Exercise
Examine the entries and show every line in which the word "description" is found.

Data to process
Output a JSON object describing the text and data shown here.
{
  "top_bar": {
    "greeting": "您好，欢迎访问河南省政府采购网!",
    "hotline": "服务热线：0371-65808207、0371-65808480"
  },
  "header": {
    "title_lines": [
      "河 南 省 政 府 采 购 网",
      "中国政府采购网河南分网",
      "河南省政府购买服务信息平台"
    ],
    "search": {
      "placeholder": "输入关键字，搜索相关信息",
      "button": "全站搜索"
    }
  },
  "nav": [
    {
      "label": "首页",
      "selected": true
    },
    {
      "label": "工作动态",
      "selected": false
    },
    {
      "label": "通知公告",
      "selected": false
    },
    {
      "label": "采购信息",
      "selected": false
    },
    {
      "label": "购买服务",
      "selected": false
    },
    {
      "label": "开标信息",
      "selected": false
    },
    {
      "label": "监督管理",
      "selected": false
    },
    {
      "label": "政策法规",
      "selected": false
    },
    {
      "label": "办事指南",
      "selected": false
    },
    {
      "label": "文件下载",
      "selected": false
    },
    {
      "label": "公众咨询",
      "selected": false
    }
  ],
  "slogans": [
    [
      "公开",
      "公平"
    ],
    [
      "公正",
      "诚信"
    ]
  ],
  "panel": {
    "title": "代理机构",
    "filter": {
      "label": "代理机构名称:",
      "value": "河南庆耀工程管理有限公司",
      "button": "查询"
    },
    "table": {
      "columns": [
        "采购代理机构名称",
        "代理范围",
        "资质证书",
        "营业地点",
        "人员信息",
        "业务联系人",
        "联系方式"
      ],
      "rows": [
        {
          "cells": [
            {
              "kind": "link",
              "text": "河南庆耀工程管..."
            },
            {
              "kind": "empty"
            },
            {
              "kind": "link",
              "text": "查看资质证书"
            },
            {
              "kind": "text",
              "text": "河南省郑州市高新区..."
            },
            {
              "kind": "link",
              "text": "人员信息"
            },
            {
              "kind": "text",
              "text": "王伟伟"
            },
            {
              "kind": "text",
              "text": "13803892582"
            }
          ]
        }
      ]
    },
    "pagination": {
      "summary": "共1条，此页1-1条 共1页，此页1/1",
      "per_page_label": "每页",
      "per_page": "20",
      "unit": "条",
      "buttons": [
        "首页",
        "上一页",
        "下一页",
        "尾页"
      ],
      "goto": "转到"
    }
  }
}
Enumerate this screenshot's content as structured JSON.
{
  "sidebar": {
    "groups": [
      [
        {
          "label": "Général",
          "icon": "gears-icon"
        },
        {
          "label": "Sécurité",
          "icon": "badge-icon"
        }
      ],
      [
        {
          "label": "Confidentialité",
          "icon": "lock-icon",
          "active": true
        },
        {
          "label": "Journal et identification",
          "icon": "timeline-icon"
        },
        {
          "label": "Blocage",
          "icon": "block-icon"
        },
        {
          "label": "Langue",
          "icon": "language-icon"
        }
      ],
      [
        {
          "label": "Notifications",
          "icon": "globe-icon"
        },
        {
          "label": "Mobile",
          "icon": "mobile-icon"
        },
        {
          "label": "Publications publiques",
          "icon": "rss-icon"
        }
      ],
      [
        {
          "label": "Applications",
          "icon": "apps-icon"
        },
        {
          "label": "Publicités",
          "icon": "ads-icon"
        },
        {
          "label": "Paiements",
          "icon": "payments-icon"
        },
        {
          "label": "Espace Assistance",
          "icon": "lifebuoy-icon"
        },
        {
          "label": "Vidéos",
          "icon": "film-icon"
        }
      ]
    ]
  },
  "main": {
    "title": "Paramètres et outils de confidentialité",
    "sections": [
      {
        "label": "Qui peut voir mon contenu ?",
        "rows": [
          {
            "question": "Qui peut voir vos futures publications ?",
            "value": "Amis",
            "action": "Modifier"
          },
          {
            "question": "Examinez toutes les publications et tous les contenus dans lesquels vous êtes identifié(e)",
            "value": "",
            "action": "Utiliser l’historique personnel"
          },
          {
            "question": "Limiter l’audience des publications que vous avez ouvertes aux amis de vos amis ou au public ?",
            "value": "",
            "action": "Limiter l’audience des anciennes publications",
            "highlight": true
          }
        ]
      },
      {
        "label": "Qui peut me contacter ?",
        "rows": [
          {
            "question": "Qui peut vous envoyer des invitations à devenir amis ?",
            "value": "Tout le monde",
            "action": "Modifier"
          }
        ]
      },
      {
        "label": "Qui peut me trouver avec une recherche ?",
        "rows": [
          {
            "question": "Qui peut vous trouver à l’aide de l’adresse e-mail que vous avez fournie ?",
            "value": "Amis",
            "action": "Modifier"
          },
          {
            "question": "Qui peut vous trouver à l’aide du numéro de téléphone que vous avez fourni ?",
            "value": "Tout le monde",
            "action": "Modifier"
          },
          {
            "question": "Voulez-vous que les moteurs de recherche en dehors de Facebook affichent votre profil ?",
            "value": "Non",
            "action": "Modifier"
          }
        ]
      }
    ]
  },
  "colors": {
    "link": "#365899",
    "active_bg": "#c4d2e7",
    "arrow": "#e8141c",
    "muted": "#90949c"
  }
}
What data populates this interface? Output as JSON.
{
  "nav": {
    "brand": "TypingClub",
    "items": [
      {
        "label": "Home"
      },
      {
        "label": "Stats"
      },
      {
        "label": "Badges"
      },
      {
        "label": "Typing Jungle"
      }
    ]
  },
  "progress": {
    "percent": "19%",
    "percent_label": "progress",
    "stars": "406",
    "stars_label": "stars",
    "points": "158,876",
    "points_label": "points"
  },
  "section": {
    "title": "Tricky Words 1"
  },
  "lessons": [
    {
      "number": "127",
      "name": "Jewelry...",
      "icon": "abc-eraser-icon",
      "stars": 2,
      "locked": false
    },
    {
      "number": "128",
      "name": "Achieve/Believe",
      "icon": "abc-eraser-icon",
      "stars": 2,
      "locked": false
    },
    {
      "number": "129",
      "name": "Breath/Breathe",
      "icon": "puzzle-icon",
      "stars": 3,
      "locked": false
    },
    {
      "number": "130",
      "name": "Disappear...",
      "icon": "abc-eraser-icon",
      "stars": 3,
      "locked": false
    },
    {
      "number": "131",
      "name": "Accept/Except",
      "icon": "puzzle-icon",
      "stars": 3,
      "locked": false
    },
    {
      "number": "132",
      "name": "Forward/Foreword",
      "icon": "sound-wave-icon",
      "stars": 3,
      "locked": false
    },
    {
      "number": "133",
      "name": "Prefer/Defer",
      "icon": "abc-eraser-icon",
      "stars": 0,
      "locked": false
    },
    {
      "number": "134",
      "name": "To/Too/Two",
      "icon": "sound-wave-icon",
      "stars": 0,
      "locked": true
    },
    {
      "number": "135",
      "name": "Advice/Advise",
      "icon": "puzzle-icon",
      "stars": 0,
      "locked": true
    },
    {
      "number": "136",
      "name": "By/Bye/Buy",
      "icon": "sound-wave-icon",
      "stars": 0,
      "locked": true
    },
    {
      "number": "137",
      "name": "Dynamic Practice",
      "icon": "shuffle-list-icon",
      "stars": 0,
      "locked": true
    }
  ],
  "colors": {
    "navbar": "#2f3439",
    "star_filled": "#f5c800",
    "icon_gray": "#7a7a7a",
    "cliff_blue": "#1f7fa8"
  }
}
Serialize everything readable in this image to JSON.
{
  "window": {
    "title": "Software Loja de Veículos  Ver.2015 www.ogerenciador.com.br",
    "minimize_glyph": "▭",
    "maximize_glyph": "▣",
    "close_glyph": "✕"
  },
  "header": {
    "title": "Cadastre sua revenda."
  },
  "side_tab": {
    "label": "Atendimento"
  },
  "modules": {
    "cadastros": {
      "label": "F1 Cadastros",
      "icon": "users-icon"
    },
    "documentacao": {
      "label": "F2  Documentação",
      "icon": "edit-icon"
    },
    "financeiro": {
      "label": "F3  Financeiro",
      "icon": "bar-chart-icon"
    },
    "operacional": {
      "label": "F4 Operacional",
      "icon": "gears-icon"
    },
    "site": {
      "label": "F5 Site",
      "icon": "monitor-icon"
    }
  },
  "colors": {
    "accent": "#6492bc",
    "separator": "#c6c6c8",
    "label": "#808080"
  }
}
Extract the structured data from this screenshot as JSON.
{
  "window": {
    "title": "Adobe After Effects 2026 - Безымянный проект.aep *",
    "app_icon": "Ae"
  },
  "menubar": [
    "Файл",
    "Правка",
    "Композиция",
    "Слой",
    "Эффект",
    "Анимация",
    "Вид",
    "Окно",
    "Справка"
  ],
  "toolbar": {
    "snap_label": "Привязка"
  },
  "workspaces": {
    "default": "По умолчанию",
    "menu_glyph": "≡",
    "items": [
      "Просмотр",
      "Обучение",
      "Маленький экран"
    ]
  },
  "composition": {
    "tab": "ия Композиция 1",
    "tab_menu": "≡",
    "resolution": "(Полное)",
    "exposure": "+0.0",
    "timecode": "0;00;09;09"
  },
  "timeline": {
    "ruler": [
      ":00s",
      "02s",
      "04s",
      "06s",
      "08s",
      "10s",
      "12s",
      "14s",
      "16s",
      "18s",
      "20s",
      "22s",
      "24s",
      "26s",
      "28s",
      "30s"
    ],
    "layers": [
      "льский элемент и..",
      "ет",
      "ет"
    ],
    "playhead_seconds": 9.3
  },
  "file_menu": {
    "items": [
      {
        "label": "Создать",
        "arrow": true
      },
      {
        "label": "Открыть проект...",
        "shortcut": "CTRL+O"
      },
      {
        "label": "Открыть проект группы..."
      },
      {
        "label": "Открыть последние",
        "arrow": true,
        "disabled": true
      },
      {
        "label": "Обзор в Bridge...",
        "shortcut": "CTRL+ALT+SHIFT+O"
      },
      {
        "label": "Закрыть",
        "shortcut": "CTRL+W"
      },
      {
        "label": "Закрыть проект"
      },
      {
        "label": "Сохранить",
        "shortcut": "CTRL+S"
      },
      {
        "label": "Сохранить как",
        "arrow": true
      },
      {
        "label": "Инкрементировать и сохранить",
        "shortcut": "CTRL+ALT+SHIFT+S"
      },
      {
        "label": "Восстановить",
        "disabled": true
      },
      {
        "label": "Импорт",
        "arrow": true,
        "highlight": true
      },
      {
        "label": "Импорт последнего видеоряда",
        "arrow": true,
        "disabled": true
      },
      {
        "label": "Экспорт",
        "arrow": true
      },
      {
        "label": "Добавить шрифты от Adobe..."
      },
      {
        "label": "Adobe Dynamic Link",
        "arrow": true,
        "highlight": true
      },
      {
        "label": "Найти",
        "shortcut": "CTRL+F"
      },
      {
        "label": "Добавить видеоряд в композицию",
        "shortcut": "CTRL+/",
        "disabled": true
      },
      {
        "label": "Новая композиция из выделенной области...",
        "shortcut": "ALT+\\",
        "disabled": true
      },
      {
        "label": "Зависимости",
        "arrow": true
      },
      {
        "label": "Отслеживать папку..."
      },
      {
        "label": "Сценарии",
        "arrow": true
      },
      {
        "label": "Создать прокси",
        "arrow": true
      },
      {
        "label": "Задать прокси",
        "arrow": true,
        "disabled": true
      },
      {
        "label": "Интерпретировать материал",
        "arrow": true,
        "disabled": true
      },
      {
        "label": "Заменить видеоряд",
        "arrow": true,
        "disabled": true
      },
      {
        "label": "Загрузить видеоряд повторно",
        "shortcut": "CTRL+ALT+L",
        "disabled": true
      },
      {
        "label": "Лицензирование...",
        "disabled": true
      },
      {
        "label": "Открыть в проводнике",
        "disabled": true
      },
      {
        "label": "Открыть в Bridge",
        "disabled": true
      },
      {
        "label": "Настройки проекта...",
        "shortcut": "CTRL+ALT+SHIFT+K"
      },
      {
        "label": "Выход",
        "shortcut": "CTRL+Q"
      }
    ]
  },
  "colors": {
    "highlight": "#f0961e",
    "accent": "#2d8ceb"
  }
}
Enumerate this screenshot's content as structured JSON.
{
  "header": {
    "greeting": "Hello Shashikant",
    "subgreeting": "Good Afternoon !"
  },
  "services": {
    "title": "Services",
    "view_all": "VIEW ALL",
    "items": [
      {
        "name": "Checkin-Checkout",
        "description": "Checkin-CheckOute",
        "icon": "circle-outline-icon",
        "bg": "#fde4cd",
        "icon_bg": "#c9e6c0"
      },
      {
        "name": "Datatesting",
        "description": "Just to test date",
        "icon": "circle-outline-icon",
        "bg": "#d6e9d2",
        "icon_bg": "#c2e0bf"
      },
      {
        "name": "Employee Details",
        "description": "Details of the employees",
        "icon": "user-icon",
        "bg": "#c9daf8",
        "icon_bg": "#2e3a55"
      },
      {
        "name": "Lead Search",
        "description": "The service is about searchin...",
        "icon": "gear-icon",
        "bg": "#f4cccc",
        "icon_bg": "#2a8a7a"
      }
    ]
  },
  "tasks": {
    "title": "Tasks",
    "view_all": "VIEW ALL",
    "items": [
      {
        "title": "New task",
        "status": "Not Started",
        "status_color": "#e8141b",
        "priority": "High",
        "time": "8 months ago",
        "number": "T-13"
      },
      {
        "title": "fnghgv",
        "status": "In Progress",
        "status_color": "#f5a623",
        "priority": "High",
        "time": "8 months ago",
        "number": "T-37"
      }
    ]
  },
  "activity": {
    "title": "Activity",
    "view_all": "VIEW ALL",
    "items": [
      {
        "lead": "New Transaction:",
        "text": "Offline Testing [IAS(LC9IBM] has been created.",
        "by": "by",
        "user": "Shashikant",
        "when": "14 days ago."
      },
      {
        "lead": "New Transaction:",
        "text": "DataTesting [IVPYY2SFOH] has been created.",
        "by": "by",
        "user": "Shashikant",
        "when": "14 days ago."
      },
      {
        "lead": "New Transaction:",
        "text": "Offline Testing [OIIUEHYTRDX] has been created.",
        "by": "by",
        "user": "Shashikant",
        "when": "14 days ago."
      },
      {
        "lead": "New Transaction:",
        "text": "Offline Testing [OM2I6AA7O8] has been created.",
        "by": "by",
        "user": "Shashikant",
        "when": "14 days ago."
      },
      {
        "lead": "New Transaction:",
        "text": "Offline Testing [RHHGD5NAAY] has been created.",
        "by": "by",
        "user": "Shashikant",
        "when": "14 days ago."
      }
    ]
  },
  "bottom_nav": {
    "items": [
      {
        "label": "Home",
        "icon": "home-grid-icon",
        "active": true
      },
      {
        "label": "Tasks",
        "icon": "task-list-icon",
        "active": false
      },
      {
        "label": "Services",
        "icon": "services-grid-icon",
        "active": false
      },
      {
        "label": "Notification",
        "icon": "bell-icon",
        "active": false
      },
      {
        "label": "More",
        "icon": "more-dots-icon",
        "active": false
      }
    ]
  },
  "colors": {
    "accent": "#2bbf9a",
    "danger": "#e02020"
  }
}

Exercise response
        "description": "Checkin-CheckOute",
        "description": "Just to test date",
        "description": "Details of the employees",
        "description": "The service is about searchin...",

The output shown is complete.